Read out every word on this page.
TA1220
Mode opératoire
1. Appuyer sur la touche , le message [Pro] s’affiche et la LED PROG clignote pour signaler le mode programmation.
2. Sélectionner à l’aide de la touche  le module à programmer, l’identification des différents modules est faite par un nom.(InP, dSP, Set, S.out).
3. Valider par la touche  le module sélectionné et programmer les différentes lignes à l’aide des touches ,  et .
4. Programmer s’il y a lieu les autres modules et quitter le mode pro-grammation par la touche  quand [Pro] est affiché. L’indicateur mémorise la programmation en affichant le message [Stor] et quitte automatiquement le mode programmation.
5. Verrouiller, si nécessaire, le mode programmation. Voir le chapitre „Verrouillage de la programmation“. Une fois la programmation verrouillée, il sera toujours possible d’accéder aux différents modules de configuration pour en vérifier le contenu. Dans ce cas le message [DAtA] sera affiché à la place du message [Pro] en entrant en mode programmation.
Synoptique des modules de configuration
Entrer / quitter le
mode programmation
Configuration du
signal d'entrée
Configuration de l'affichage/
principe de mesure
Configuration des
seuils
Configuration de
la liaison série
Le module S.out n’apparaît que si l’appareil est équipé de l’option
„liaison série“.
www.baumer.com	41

▶ [OBJECTIVE]
Word for word, write out the data.

▶ [WRITTEN ANSWER]
Read out every word on this page.
TA1220
Mode opératoire
1. Appuyer sur la touche , le message [Pro] s’affiche et la LED PROG clignote pour signaler le mode programmation.
2. Sélectionner à l’aide de la touche  le module à programmer, l’identification des différents modules est faite par un nom.(InP, dSP, Set, S.out).
3. Valider par la touche  le module sélectionné et programmer les différentes lignes à l’aide des touches ,  et .
4. Programmer s’il y a lieu les autres modules et quitter le mode pro-grammation par la touche  quand [Pro] est affiché. L’indicateur mémorise la programmation en affichant le message [Stor] et quitte automatiquement le mode programmation.
5. Verrouiller, si nécessaire, le mode programmation. Voir le chapitre „Verrouillage de la programmation“. Une fois la programmation verrouillée, il sera toujours possible d’accéder aux différents modules de configuration pour en vérifier le contenu. Dans ce cas le message [DAtA] sera affiché à la place du message [Pro] en entrant en mode programmation.
Synoptique des modules de configuration
Entrer / quitter le
mode programmation
Configuration du
signal d'entrée
Configuration de l'affichage/
principe de mesure
Configuration des
seuils
Configuration de
la liaison série
Le module S.out n’apparaît que si l’appareil est équipé de l’option
„liaison série“.
www.baumer.com	41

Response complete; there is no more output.